▸ Problem to solve
Copy the full set of lines exactly as given.

Lines of data:
---------------

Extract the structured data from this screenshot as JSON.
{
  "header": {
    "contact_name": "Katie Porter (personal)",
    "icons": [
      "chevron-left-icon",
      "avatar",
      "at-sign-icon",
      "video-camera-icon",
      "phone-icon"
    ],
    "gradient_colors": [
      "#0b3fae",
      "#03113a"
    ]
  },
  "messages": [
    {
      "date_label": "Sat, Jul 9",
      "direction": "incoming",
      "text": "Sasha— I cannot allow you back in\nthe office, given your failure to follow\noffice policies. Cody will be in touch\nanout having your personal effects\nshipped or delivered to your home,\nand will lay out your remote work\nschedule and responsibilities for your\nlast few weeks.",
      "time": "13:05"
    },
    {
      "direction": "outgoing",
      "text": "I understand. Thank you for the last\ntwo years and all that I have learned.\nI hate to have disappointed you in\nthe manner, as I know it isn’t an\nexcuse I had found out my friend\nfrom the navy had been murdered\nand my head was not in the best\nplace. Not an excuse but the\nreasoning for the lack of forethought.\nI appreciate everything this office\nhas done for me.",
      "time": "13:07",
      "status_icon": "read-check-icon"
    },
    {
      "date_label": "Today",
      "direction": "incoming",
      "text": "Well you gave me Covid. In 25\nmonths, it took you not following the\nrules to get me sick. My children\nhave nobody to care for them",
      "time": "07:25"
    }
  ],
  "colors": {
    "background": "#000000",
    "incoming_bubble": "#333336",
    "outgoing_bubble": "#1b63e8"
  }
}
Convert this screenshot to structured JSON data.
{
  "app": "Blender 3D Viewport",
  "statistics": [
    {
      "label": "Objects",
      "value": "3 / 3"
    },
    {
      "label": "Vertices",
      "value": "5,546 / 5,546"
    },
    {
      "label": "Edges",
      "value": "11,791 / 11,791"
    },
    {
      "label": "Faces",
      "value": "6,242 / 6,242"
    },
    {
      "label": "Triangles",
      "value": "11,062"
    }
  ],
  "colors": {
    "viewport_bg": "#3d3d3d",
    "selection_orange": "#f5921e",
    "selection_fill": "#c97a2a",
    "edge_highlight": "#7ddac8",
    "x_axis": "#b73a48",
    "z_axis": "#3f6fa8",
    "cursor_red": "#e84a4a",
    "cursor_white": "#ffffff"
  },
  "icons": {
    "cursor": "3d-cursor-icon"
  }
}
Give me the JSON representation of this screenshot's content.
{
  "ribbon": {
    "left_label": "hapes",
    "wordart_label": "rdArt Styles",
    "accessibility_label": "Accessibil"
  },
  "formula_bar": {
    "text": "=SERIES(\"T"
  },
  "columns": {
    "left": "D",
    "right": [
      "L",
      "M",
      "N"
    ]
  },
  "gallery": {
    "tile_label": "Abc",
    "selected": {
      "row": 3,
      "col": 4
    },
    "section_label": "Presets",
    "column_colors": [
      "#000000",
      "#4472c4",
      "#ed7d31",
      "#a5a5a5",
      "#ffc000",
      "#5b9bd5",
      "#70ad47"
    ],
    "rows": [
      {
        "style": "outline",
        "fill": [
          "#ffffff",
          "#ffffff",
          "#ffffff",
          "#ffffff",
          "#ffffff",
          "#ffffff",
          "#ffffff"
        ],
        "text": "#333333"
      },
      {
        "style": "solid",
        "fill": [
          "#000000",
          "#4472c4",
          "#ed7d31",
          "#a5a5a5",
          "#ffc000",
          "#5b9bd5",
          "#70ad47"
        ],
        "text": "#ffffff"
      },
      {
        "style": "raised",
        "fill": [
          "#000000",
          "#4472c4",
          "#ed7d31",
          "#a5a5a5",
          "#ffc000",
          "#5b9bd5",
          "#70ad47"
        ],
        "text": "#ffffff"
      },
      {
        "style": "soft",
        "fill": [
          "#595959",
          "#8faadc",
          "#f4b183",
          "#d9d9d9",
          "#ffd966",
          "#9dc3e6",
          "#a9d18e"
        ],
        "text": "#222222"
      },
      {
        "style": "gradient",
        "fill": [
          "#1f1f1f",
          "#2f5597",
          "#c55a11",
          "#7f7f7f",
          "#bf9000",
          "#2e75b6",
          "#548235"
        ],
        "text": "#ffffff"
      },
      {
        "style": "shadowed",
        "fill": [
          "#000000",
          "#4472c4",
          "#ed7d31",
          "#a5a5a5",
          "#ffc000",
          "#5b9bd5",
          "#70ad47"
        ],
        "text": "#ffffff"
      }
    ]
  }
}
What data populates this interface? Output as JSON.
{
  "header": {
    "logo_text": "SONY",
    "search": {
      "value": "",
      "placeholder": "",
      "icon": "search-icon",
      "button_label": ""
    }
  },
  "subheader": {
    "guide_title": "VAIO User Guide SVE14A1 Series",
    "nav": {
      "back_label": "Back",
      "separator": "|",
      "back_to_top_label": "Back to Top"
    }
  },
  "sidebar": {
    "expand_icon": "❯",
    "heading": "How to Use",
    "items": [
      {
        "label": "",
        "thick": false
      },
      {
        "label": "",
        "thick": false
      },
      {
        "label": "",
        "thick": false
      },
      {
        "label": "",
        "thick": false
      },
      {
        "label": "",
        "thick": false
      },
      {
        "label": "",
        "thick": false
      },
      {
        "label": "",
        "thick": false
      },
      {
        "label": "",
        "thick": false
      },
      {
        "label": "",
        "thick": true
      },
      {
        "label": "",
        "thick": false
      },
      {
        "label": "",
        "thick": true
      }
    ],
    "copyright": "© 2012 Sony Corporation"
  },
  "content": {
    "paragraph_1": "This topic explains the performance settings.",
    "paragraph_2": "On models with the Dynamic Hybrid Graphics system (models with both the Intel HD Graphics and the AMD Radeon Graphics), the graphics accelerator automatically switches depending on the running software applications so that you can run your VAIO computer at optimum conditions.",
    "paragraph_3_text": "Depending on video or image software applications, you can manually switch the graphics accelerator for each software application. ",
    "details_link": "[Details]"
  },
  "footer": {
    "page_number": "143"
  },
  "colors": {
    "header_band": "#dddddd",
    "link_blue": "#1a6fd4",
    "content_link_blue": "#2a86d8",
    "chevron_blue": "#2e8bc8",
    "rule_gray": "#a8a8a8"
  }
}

---------------

▸ Solution to the exercise
Extract the structured data from this screenshot as JSON.
{
  "header": {
    "contact_name": "Katie Porter (personal)",
    "icons": [
      "chevron-left-icon",
      "avatar",
      "at-sign-icon",
      "video-camera-icon",
      "phone-icon"
    ],
    "gradient_colors": [
      "#0b3fae",
      "#03113a"
    ]
  },
  "messages": [
    {
      "date_label": "Sat, Jul 9",
      "direction": "incoming",
      "text": "Sasha— I cannot allow you back in\nthe office, given your failure to follow\noffice policies. Cody will be in touch\nanout having your personal effects\nshipped or delivered to your home,\nand will lay out your remote work\nschedule and responsibilities for your\nlast few weeks.",
      "time": "13:05"
    },
    {
      "direction": "outgoing",
      "text": "I understand. Thank you for the last\ntwo years and all that I have learned.\nI hate to have disappointed you in\nthe manner, as I know it isn’t an\nexcuse I had found out my friend\nfrom the navy had been murdered\nand my head was not in the best\nplace. Not an excuse but the\nreasoning for the lack of forethought.\nI appreciate everything this office\nhas done for me.",
      "time": "13:07",
      "status_icon": "read-check-icon"
    },
    {
      "date_label": "Today",
      "direction": "incoming",
      "text": "Well you gave me Covid. In 25\nmonths, it took you not following the\nrules to get me sick. My children\nhave nobody to care for them",
      "time": "07:25"
    }
  ],
  "colors": {
    "background": "#000000",
    "incoming_bubble": "#333336",
    "outgoing_bubble": "#1b63e8"
  }
}
Convert this screenshot to structured JSON data.
{
  "app": "Blender 3D Viewport",
  "statistics": [
    {
      "label": "Objects",
      "value": "3 / 3"
    },
    {
      "label": "Vertices",
      "value": "5,546 / 5,546"
    },
    {
      "label": "Edges",
      "value": "11,791 / 11,791"
    },
    {
      "label": "Faces",
      "value": "6,242 / 6,242"
    },
    {
      "label": "Triangles",
      "value": "11,062"
    }
  ],
  "colors": {
    "viewport_bg": "#3d3d3d",
    "selection_orange": "#f5921e",
    "selection_fill": "#c97a2a",
    "edge_highlight": "#7ddac8",
    "x_axis": "#b73a48",
    "z_axis": "#3f6fa8",
    "cursor_red": "#e84a4a",
    "cursor_white": "#ffffff"
  },
  "icons": {
    "cursor": "3d-cursor-icon"
  }
}
Give me the JSON representation of this screenshot's content.
{
  "ribbon": {
    "left_label": "hapes",
    "wordart_label": "rdArt Styles",
    "accessibility_label": "Accessibil"
  },
  "formula_bar": {
    "text": "=SERIES(\"T"
  },
  "columns": {
    "left": "D",
    "right": [
      "L",
      "M",
      "N"
    ]
  },
  "gallery": {
    "tile_label": "Abc",
    "selected": {
      "row": 3,
      "col": 4
    },
    "section_label": "Presets",
    "column_colors": [
      "#000000",
      "#4472c4",
      "#ed7d31",
      "#a5a5a5",
      "#ffc000",
      "#5b9bd5",
      "#70ad47"
    ],
    "rows": [
      {
        "style": "outline",
        "fill": [
          "#ffffff",
          "#ffffff",
          "#ffffff",
          "#ffffff",
          "#ffffff",
          "#ffffff",
          "#ffffff"
        ],
        "text": "#333333"
      },
      {
        "style": "solid",
        "fill": [
          "#000000",
          "#4472c4",
          "#ed7d31",
          "#a5a5a5",
          "#ffc000",
          "#5b9bd5",
          "#70ad47"
        ],
        "text": "#ffffff"
      },
      {
        "style": "raised",
        "fill": [
          "#000000",
          "#4472c4",
          "#ed7d31",
          "#a5a5a5",
          "#ffc000",
          "#5b9bd5",
          "#70ad47"
        ],
        "text": "#ffffff"
      },
      {
        "style": "soft",
        "fill": [
          "#595959",
          "#8faadc",
          "#f4b183",
          "#d9d9d9",
          "#ffd966",
          "#9dc3e6",
          "#a9d18e"
        ],
        "text": "#222222"
      },
      {
        "style": "gradient",
        "fill": [
          "#1f1f1f",
          "#2f5597",
          "#c55a11",
          "#7f7f7f",
          "#bf9000",
          "#2e75b6",
          "#548235"
        ],
        "text": "#ffffff"
      },
      {
        "style": "shadowed",
        "fill": [
          "#000000",
          "#4472c4",
          "#ed7d31",
          "#a5a5a5",
          "#ffc000",
          "#5b9bd5",
          "#70ad47"
        ],
        "text": "#ffffff"
      }
    ]
  }
}
What data populates this interface? Output as JSON.
{
  "header": {
    "logo_text": "SONY",
    "search": {
      "value": "",
      "placeholder": "",
      "icon": "search-icon",
      "button_label": ""
    }
  },
  "subheader": {
    "guide_title": "VAIO User Guide SVE14A1 Series",
    "nav": {
      "back_label": "Back",
      "separator": "|",
      "back_to_top_label": "Back to Top"
    }
  },
  "sidebar": {
    "expand_icon": "❯",
    "heading": "How to Use",
    "items": [
      {
        "label": "",
        "thick": false
      },
      {
        "label": "",
        "thick": false
      },
      {
        "label": "",
        "thick": false
      },
      {
        "label": "",
        "thick": false
      },
      {
        "label": "",
        "thick": false
      },
      {
        "label": "",
        "thick": false
      },
      {
        "label": "",
        "thick": false
      },
      {
        "label": "",
        "thick": false
      },
      {
        "label": "",
        "thick": true
      },
      {
        "label": "",
        "thick": false
      },
      {
        "label": "",
        "thick": true
      }
    ],
    "copyright": "© 2012 Sony Corporation"
  },
  "content": {
    "paragraph_1": "This topic explains the performance settings.",
    "paragraph_2": "On models with the Dynamic Hybrid Graphics system (models with both the Intel HD Graphics and the AMD Radeon Graphics), the graphics accelerator automatically switches depending on the running software applications so that you can run your VAIO computer at optimum conditions.",
    "paragraph_3_text": "Depending on video or image software applications, you can manually switch the graphics accelerator for each software application. ",
    "details_link": "[Details]"
  },
  "footer": {
    "page_number": "143"
  },
  "colors": {
    "header_band": "#dddddd",
    "link_blue": "#1a6fd4",
    "content_link_blue": "#2a86d8",
    "chevron_blue": "#2e8bc8",
    "rule_gray": "#a8a8a8"
  }
}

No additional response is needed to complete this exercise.